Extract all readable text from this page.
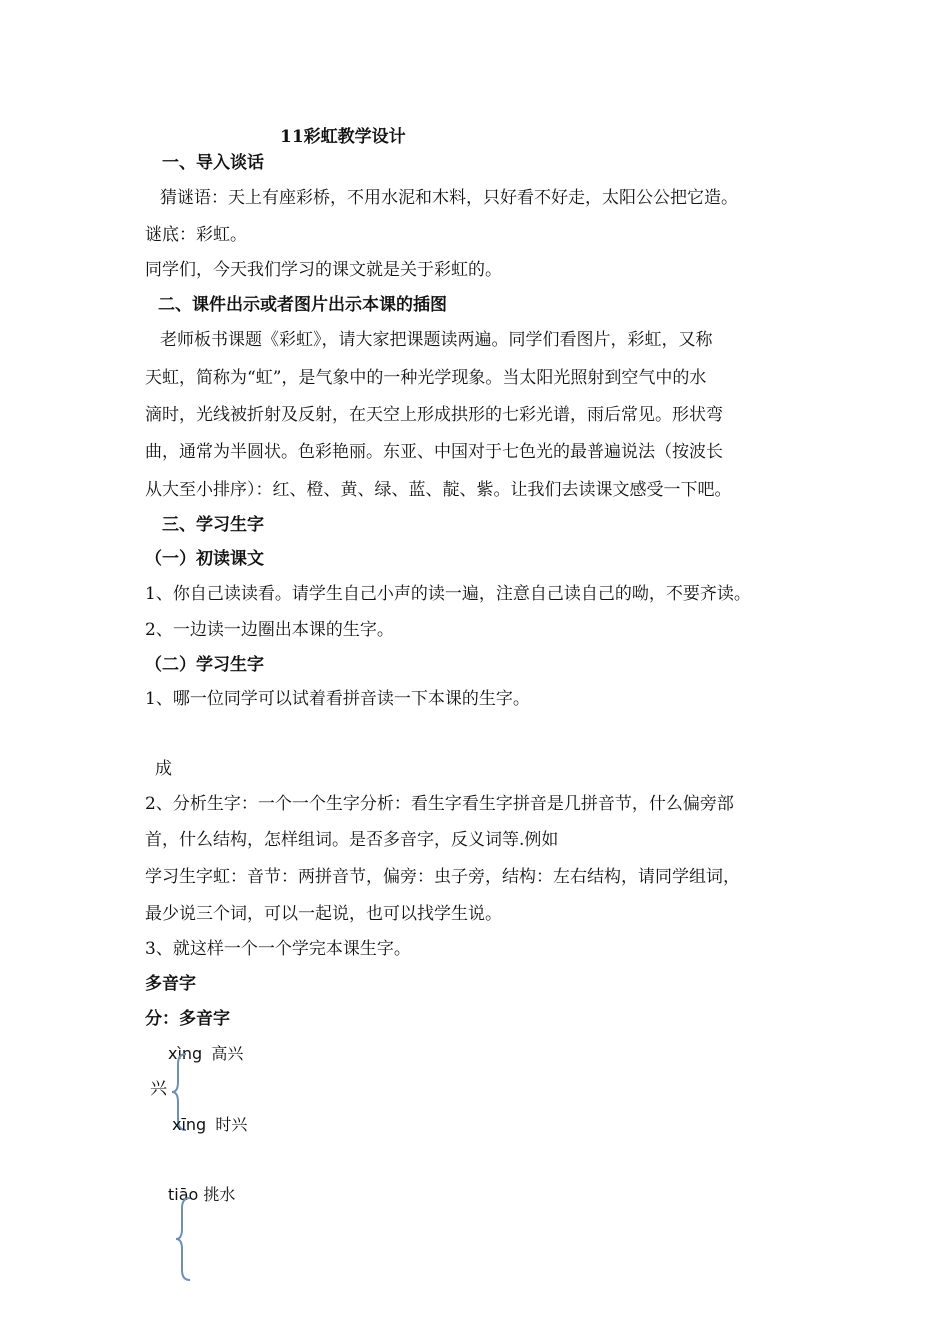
11彩虹教学设计
一、导入谈话
猜谜语：天上有座彩桥，不用水泥和木料，只好看不好走，太阳公公把它造。
谜底：彩虹。
同学们，今天我们学习的课文就是关于彩虹的。
二、课件出示或者图片出示本课的插图
老师板书课题《彩虹》，请大家把课题读两遍。同学们看图片，彩虹，又称
天虹，简称为“虹”，是气象中的一种光学现象。当太阳光照射到空气中的水
滴时，光线被折射及反射，在天空上形成拱形的七彩光谱，雨后常见。形状弯
曲，通常为半圆状。色彩艳丽。东亚、中国对于七色光的最普遍说法（按波长
从大至小排序）：红、橙、黄、绿、蓝、靛、紫。让我们去读课文感受一下吧。
三、学习生字
（一）初读课文
1、你自己读读看。请学生自己小声的读一遍，注意自己读自己的呦，不要齐读。
2、一边读一边圈出本课的生字。
（二）学习生字
1、哪一位同学可以试着看拼音读一下本课的生字。
成
2、分析生字：一个一个生字分析：看生字看生字拼音是几拼音节，什么偏旁部
首，什么结构，怎样组词。是否多音字，反义词等.例如
学习生字虹：音节：两拼音节，偏旁：虫子旁，结构：左右结构，请同学组词，
最少说三个词，可以一起说，也可以找学生说。
3、就这样一个一个学完本课生字。
多音字
分：多音字
xìng 高兴
兴
xīng 时兴
tiāo 挑水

-*-*-

## WHAT THE TASK ASKS
Write out every record above exactly as it stands, but leave out the pictures.

## RESPONSE TO THIS EXERCISE
Extract all readable text from this page.
11彩虹教学设计
一、导入谈话
猜谜语：天上有座彩桥，不用水泥和木料，只好看不好走，太阳公公把它造。
谜底：彩虹。
同学们，今天我们学习的课文就是关于彩虹的。
二、课件出示或者图片出示本课的插图
老师板书课题《彩虹》，请大家把课题读两遍。同学们看图片，彩虹，又称
天虹，简称为“虹”，是气象中的一种光学现象。当太阳光照射到空气中的水
滴时，光线被折射及反射，在天空上形成拱形的七彩光谱，雨后常见。形状弯
曲，通常为半圆状。色彩艳丽。东亚、中国对于七色光的最普遍说法（按波长
从大至小排序）：红、橙、黄、绿、蓝、靛、紫。让我们去读课文感受一下吧。
三、学习生字
（一）初读课文
1、你自己读读看。请学生自己小声的读一遍，注意自己读自己的呦，不要齐读。
2、一边读一边圈出本课的生字。
（二）学习生字
1、哪一位同学可以试着看拼音读一下本课的生字。
成
2、分析生字：一个一个生字分析：看生字看生字拼音是几拼音节，什么偏旁部
首，什么结构，怎样组词。是否多音字，反义词等.例如
学习生字虹：音节：两拼音节，偏旁：虫子旁，结构：左右结构，请同学组词，
最少说三个词，可以一起说，也可以找学生说。
3、就这样一个一个学完本课生字。
多音字
分：多音字
xìng 高兴
兴
xīng 时兴
tiāo 挑水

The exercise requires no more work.